### EXERCISE TASK
Each entry here needs to be set down again exactly, please; pictures are left out.

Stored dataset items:
________________________________________

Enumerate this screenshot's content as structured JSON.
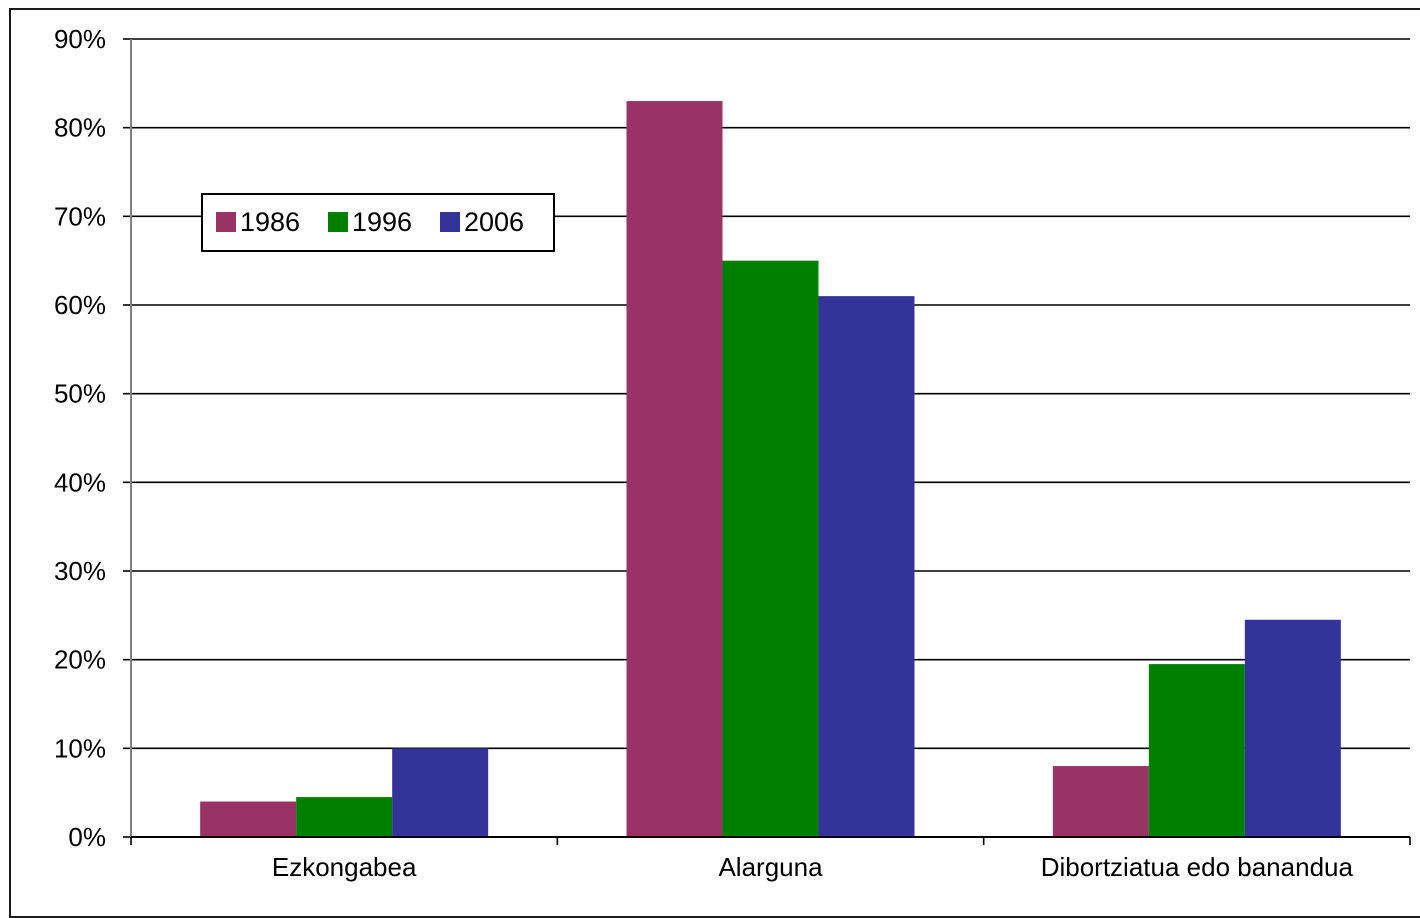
{
  "chart_data": {
    "type": "bar",
    "title": "",
    "xlabel": "",
    "ylabel": "",
    "categories": [
      "Ezkongabea",
      "Alarguna",
      "Dibortziatua edo banandua"
    ],
    "series": [
      {
        "name": "1986",
        "color": "#993366",
        "values": [
          4,
          83,
          8
        ]
      },
      {
        "name": "1996",
        "color": "#008000",
        "values": [
          4.5,
          65,
          19.5
        ]
      },
      {
        "name": "2006",
        "color": "#333399",
        "values": [
          10,
          61,
          24.5
        ]
      }
    ],
    "ylim": [
      0,
      90
    ],
    "yticks": [
      0,
      10,
      20,
      30,
      40,
      50,
      60,
      70,
      80,
      90
    ],
    "ytick_labels": [
      "0%",
      "10%",
      "20%",
      "30%",
      "40%",
      "50%",
      "60%",
      "70%",
      "80%",
      "90%"
    ],
    "grid": true,
    "legend_position": "top-left"
  }
}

________________________________________

### EXERCISE RESPONSE
Enumerate this screenshot's content as structured JSON.
{
  "chart_data": {
    "type": "bar",
    "title": "",
    "xlabel": "",
    "ylabel": "",
    "categories": [
      "Ezkongabea",
      "Alarguna",
      "Dibortziatua edo banandua"
    ],
    "series": [
      {
        "name": "1986",
        "color": "#993366",
        "values": [
          4,
          83,
          8
        ]
      },
      {
        "name": "1996",
        "color": "#008000",
        "values": [
          4.5,
          65,
          19.5
        ]
      },
      {
        "name": "2006",
        "color": "#333399",
        "values": [
          10,
          61,
          24.5
        ]
      }
    ],
    "ylim": [
      0,
      90
    ],
    "yticks": [
      0,
      10,
      20,
      30,
      40,
      50,
      60,
      70,
      80,
      90
    ],
    "ytick_labels": [
      "0%",
      "10%",
      "20%",
      "30%",
      "40%",
      "50%",
      "60%",
      "70%",
      "80%",
      "90%"
    ],
    "grid": true,
    "legend_position": "top-left"
  }
}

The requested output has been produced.